• [PAGE]:
···

Sexually Assaulted at Owner-Occupied Airbnb

Has anyone else been sexually accosted and verbally harassed in an Airbnb by their hosts? I am a single, professional executive female who travels domestically (US) and internationally extensively. I recently stayed in an owner-occupied Airbnb in Denver. This was my first time sharing a residence, though have been renting “entire place” Airbnbs for 5-6 years now.

In Denver, it’s now apparently illegal to short-term rent your space (it’s a felony) unless you – the owner – live inside the home as your primary residence. This made me a bit nervous, to share a residence with a stranger, as a single woman traveling alone, so I specifically looked for either woman-owned or couple-owned places. I found one owned by a male and female together. I was able to Google them based on their info on Airbnb and discovered the woman was an elected official in Denver, so felt even more comfortable renting a room there.

The first night I showed up, only the male owner and his male nephew were there. I arrived about 7:30 PM on a weeknight, only to find the owner seemingly very drunk (8-10 beer bottles on the kitchen counter). He showed me to my private room (note: in the listing, they do not say that they rent out up to three bedrooms at a time in their home, and all guests – so up to six – share one small bathroom) and when I came back downstairs to make some food in the shared kitchen, found the owner smoking pot (which is legal here in CO, and they do note in their listing that they are “420-friendly.”)

He began asking me about my kids, asked to see photos of my gay sons and said he’d like to “eat something as delicious as your boys sound.” Sadly, things got much worse from there. The female owner was out of town for the first half of my stay, and when I mentioned on my second day there that I needed to do a load of laundry (access to W/D is in their listing), I was told I “better hurry and get it done before [female owner] gets back home – she doesn’t like people in the basement and doesn’t like people using her things. Just do the laundry now and don’t tell her you did it.”

The female owner did return from her travels. I barely met her for a few minutes as I was not comfortable in the home, so was staying in my rented bedroom with the door locked most of the time (there were huge festivals and conventions in Denver that week, so nowhere else to move/rent).

One night when I knew the owners were out, I came downstairs to make some food and work on my laptop. The female owner came home while I was cooking, and had clearly been drinking. She continued to drink, began insulting me for being a single mother, asked why I had so many kids, how I got so many gay kids (implying I’d done something “wrong” to have this outcome), etc.

···

• [STATED PROBLEM A]:
List every number written in digits in the post about the Denver Airbnb.
• [STATED PROBLEM B]:
Repeat everything in the post about the Denver Airbnb from "The female owner did" down to "this outcome), etc.".

• [MATERIAL]:
···

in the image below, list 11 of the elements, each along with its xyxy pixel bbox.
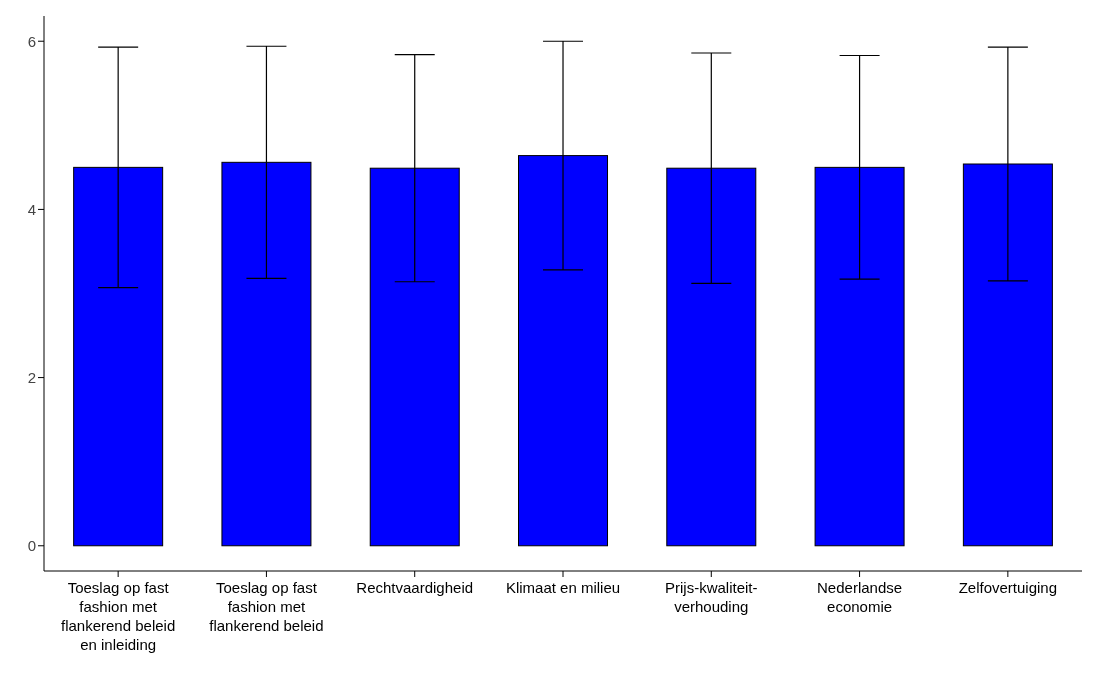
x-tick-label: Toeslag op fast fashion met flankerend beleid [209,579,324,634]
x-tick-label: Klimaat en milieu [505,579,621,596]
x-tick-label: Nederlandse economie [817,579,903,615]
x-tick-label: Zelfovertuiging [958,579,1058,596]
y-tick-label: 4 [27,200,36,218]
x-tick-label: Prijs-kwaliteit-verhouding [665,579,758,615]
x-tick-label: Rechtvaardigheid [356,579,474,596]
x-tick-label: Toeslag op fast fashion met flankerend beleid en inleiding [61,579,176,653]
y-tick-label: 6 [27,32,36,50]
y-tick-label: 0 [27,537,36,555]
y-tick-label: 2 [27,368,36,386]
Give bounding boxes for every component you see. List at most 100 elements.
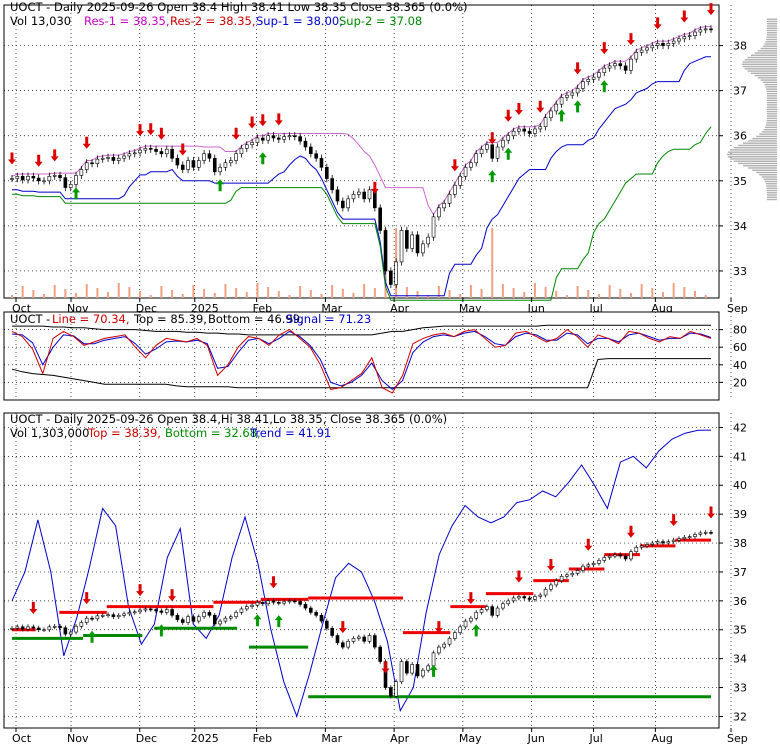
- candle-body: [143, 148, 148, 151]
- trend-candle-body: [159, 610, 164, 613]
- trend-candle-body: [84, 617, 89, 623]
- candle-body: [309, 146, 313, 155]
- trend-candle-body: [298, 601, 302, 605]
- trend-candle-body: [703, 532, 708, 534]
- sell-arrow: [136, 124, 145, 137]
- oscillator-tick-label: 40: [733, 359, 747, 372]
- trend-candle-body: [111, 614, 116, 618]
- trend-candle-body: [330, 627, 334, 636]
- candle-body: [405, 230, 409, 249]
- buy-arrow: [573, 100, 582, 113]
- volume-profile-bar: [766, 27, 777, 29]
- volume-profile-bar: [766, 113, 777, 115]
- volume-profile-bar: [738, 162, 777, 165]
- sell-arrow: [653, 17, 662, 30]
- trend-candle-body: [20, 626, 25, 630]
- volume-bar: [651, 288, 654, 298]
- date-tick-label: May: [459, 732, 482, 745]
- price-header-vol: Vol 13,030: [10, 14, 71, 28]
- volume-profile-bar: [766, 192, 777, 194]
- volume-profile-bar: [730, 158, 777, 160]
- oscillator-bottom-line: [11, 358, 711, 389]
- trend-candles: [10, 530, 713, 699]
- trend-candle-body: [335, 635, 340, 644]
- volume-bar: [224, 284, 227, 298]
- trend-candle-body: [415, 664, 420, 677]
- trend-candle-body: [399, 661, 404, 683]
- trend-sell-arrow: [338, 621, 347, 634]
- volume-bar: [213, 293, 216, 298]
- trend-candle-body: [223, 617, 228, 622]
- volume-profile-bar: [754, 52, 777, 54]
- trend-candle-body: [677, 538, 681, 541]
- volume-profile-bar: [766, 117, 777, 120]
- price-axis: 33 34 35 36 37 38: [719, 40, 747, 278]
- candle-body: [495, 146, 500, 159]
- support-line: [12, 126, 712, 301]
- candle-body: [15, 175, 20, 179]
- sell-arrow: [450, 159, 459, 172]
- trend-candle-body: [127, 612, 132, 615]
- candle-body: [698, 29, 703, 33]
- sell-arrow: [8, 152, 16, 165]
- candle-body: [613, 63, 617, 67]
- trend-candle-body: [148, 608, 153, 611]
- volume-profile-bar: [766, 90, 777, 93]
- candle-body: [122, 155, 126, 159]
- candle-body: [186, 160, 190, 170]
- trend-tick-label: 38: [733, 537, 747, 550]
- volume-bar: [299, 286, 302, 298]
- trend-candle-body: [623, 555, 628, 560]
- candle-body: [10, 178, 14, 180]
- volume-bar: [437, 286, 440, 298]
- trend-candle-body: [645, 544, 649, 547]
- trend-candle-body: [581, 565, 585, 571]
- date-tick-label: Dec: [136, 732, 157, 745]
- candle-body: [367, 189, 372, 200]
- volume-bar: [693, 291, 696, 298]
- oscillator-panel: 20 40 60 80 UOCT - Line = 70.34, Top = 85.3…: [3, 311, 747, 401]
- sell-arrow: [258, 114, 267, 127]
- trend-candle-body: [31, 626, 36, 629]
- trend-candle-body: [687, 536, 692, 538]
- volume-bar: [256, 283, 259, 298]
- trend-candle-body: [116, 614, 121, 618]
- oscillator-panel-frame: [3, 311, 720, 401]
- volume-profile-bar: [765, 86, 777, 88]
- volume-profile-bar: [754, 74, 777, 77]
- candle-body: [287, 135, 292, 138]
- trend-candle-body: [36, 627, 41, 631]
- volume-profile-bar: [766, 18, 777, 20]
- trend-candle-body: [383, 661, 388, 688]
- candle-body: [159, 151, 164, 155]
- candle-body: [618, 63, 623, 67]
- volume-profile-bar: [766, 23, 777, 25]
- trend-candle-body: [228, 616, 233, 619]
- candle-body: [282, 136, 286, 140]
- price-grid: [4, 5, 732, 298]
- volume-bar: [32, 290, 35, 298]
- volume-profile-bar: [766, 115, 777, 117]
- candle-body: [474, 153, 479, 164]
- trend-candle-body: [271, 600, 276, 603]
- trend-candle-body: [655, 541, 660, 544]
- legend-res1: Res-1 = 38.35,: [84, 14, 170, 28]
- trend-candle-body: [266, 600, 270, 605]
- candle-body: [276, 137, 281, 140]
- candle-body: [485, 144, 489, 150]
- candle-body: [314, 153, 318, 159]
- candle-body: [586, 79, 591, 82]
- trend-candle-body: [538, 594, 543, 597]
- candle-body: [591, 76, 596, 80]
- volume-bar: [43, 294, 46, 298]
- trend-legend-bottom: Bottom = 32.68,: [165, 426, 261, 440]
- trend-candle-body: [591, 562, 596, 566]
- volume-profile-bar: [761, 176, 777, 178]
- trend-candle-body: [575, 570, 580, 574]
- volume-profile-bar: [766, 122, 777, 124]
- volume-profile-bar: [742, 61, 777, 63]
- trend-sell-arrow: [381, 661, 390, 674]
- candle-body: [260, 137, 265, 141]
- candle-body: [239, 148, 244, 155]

···

• [WRITTEN RESPONSE A]:
5-6, 7:30, 8-10, 420

• [WRITTEN RESPONSE B]:
The female owner did return from her travels. I barely met her for a few minutes as I was not comfortable in the home, so was staying in my rented bedroom with the door locked most of the time (there were huge festivals and conventions in Denver that week, so nowhere else to move/rent).

One night when I knew the owners were out, I came downstairs to make some food and work on my laptop. The female owner came home while I was cooking, and had clearly been drinking. She continued to drink, began insulting me for being a single mother, asked why I had so many kids, how I got so many gay kids (implying I’d done something “wrong” to have this outcome), etc.